• [What you need to do]:
The records that follow need to be output exactly as they are.

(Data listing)
^^^^^^^^^^^^^^^^
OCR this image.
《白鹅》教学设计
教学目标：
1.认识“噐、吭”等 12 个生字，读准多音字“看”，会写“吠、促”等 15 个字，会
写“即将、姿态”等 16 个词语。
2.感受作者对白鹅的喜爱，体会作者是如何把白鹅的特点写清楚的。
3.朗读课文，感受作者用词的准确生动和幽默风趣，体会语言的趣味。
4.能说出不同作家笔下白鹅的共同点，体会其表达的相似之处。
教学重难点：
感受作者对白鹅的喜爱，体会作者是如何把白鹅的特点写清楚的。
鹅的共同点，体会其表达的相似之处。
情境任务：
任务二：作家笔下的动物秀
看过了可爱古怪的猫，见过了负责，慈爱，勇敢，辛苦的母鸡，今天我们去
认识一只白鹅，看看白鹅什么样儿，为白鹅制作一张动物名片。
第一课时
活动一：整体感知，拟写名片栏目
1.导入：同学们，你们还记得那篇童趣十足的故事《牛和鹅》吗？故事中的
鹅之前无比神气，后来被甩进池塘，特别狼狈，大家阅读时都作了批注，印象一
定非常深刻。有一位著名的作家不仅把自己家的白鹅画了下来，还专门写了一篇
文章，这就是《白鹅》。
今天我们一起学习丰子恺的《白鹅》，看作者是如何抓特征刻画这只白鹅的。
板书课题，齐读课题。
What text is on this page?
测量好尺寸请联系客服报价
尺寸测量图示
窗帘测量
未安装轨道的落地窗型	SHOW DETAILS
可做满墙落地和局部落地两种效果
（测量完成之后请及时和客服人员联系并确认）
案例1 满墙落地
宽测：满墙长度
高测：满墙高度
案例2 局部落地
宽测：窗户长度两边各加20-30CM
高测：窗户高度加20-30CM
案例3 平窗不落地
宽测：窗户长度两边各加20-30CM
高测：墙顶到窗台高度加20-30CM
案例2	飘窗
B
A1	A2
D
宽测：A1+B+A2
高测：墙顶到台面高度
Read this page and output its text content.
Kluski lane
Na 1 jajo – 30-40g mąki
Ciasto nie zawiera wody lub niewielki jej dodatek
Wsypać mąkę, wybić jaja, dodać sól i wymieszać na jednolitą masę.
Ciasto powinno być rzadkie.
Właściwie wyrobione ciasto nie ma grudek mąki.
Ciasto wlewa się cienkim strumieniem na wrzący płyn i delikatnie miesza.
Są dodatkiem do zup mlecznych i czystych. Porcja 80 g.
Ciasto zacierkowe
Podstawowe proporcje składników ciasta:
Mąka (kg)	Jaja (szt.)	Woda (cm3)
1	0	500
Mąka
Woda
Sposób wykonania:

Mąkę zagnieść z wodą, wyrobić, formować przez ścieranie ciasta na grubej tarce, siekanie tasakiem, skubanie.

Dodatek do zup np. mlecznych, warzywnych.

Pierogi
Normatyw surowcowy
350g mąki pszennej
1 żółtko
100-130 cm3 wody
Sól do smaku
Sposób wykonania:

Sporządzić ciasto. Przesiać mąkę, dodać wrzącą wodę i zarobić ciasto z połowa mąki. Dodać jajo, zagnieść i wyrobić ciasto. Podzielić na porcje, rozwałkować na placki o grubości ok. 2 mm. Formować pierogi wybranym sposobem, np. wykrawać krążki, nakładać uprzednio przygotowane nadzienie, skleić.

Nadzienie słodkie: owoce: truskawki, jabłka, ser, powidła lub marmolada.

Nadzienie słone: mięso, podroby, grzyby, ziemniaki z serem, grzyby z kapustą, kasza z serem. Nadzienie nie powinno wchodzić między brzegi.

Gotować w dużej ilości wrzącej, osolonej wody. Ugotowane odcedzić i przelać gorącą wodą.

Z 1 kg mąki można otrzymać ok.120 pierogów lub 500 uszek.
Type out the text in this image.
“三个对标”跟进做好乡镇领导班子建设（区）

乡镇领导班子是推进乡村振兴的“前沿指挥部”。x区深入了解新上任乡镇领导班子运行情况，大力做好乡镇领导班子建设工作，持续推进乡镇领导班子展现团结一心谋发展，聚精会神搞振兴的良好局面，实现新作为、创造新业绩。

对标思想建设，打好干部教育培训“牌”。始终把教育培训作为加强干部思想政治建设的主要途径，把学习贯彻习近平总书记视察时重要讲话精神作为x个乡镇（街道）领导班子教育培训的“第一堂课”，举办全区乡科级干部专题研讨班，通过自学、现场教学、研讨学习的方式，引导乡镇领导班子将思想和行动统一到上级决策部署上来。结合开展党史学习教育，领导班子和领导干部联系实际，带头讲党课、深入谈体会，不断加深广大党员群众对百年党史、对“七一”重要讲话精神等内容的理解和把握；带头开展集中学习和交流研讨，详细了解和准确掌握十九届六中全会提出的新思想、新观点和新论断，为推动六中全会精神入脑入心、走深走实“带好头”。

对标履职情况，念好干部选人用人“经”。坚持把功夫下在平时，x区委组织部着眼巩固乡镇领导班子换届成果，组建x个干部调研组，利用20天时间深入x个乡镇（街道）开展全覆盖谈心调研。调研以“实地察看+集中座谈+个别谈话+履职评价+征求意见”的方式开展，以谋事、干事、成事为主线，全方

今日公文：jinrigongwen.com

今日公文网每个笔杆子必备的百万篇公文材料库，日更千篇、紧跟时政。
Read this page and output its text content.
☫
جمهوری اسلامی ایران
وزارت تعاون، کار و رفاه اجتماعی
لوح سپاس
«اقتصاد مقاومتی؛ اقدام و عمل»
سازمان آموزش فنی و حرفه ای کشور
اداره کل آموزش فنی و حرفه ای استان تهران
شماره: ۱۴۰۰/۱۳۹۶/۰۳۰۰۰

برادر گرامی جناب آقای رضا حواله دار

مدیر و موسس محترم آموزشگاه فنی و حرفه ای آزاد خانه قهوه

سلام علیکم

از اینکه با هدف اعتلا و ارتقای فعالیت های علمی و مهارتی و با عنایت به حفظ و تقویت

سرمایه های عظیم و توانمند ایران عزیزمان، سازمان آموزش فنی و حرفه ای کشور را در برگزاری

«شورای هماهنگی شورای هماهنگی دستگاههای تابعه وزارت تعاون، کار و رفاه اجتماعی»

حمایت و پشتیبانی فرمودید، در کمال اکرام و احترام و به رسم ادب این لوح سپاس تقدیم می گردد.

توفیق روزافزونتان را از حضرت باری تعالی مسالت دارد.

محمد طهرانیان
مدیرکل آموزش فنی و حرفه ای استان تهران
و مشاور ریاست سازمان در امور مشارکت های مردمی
^^^^^^^^^^^^^^^^
• [Full response]:
OCR this image.
《白鹅》教学设计
教学目标：
1.认识“噐、吭”等 12 个生字，读准多音字“看”，会写“吠、促”等 15 个字，会
写“即将、姿态”等 16 个词语。
2.感受作者对白鹅的喜爱，体会作者是如何把白鹅的特点写清楚的。
3.朗读课文，感受作者用词的准确生动和幽默风趣，体会语言的趣味。
4.能说出不同作家笔下白鹅的共同点，体会其表达的相似之处。
教学重难点：
感受作者对白鹅的喜爱，体会作者是如何把白鹅的特点写清楚的。
鹅的共同点，体会其表达的相似之处。
情境任务：
任务二：作家笔下的动物秀
看过了可爱古怪的猫，见过了负责，慈爱，勇敢，辛苦的母鸡，今天我们去
认识一只白鹅，看看白鹅什么样儿，为白鹅制作一张动物名片。
第一课时
活动一：整体感知，拟写名片栏目
1.导入：同学们，你们还记得那篇童趣十足的故事《牛和鹅》吗？故事中的
鹅之前无比神气，后来被甩进池塘，特别狼狈，大家阅读时都作了批注，印象一
定非常深刻。有一位著名的作家不仅把自己家的白鹅画了下来，还专门写了一篇
文章，这就是《白鹅》。
今天我们一起学习丰子恺的《白鹅》，看作者是如何抓特征刻画这只白鹅的。
板书课题，齐读课题。
What text is on this page?
测量好尺寸请联系客服报价
尺寸测量图示
窗帘测量
未安装轨道的落地窗型	SHOW DETAILS
可做满墙落地和局部落地两种效果
（测量完成之后请及时和客服人员联系并确认）
案例1 满墙落地
宽测：满墙长度
高测：满墙高度
案例2 局部落地
宽测：窗户长度两边各加20-30CM
高测：窗户高度加20-30CM
案例3 平窗不落地
宽测：窗户长度两边各加20-30CM
高测：墙顶到窗台高度加20-30CM
案例2	飘窗
B
A1	A2
D
宽测：A1+B+A2
高测：墙顶到台面高度
Read this page and output its text content.
Kluski lane
Na 1 jajo – 30-40g mąki
Ciasto nie zawiera wody lub niewielki jej dodatek
Wsypać mąkę, wybić jaja, dodać sól i wymieszać na jednolitą masę.
Ciasto powinno być rzadkie.
Właściwie wyrobione ciasto nie ma grudek mąki.
Ciasto wlewa się cienkim strumieniem na wrzący płyn i delikatnie miesza.
Są dodatkiem do zup mlecznych i czystych. Porcja 80 g.
Ciasto zacierkowe
Podstawowe proporcje składników ciasta:
Mąka (kg)	Jaja (szt.)	Woda (cm3)
1	0	500
Mąka
Woda
Sposób wykonania:

Mąkę zagnieść z wodą, wyrobić, formować przez ścieranie ciasta na grubej tarce, siekanie tasakiem, skubanie.

Dodatek do zup np. mlecznych, warzywnych.

Pierogi
Normatyw surowcowy
350g mąki pszennej
1 żółtko
100-130 cm3 wody
Sól do smaku
Sposób wykonania:

Sporządzić ciasto. Przesiać mąkę, dodać wrzącą wodę i zarobić ciasto z połowa mąki. Dodać jajo, zagnieść i wyrobić ciasto. Podzielić na porcje, rozwałkować na placki o grubości ok. 2 mm. Formować pierogi wybranym sposobem, np. wykrawać krążki, nakładać uprzednio przygotowane nadzienie, skleić.

Nadzienie słodkie: owoce: truskawki, jabłka, ser, powidła lub marmolada.

Nadzienie słone: mięso, podroby, grzyby, ziemniaki z serem, grzyby z kapustą, kasza z serem. Nadzienie nie powinno wchodzić między brzegi.

Gotować w dużej ilości wrzącej, osolonej wody. Ugotowane odcedzić i przelać gorącą wodą.

Z 1 kg mąki można otrzymać ok.120 pierogów lub 500 uszek.
Type out the text in this image.
“三个对标”跟进做好乡镇领导班子建设（区）

乡镇领导班子是推进乡村振兴的“前沿指挥部”。x区深入了解新上任乡镇领导班子运行情况，大力做好乡镇领导班子建设工作，持续推进乡镇领导班子展现团结一心谋发展，聚精会神搞振兴的良好局面，实现新作为、创造新业绩。

对标思想建设，打好干部教育培训“牌”。始终把教育培训作为加强干部思想政治建设的主要途径，把学习贯彻习近平总书记视察时重要讲话精神作为x个乡镇（街道）领导班子教育培训的“第一堂课”，举办全区乡科级干部专题研讨班，通过自学、现场教学、研讨学习的方式，引导乡镇领导班子将思想和行动统一到上级决策部署上来。结合开展党史学习教育，领导班子和领导干部联系实际，带头讲党课、深入谈体会，不断加深广大党员群众对百年党史、对“七一”重要讲话精神等内容的理解和把握；带头开展集中学习和交流研讨，详细了解和准确掌握十九届六中全会提出的新思想、新观点和新论断，为推动六中全会精神入脑入心、走深走实“带好头”。

对标履职情况，念好干部选人用人“经”。坚持把功夫下在平时，x区委组织部着眼巩固乡镇领导班子换届成果，组建x个干部调研组，利用20天时间深入x个乡镇（街道）开展全覆盖谈心调研。调研以“实地察看+集中座谈+个别谈话+履职评价+征求意见”的方式开展，以谋事、干事、成事为主线，全方

今日公文：jinrigongwen.com

今日公文网每个笔杆子必备的百万篇公文材料库，日更千篇、紧跟时政。
Read this page and output its text content.
☫
جمهوری اسلامی ایران
وزارت تعاون، کار و رفاه اجتماعی
لوح سپاس
«اقتصاد مقاومتی؛ اقدام و عمل»
سازمان آموزش فنی و حرفه ای کشور
اداره کل آموزش فنی و حرفه ای استان تهران
شماره: ۱۴۰۰/۱۳۹۶/۰۳۰۰۰

برادر گرامی جناب آقای رضا حواله دار

مدیر و موسس محترم آموزشگاه فنی و حرفه ای آزاد خانه قهوه

سلام علیکم

از اینکه با هدف اعتلا و ارتقای فعالیت های علمی و مهارتی و با عنایت به حفظ و تقویت

سرمایه های عظیم و توانمند ایران عزیزمان، سازمان آموزش فنی و حرفه ای کشور را در برگزاری

«شورای هماهنگی شورای هماهنگی دستگاههای تابعه وزارت تعاون، کار و رفاه اجتماعی»

حمایت و پشتیبانی فرمودید، در کمال اکرام و احترام و به رسم ادب این لوح سپاس تقدیم می گردد.

توفیق روزافزونتان را از حضرت باری تعالی مسالت دارد.

محمد طهرانیان
مدیرکل آموزش فنی و حرفه ای استان تهران
و مشاور ریاست سازمان در امور مشارکت های مردمی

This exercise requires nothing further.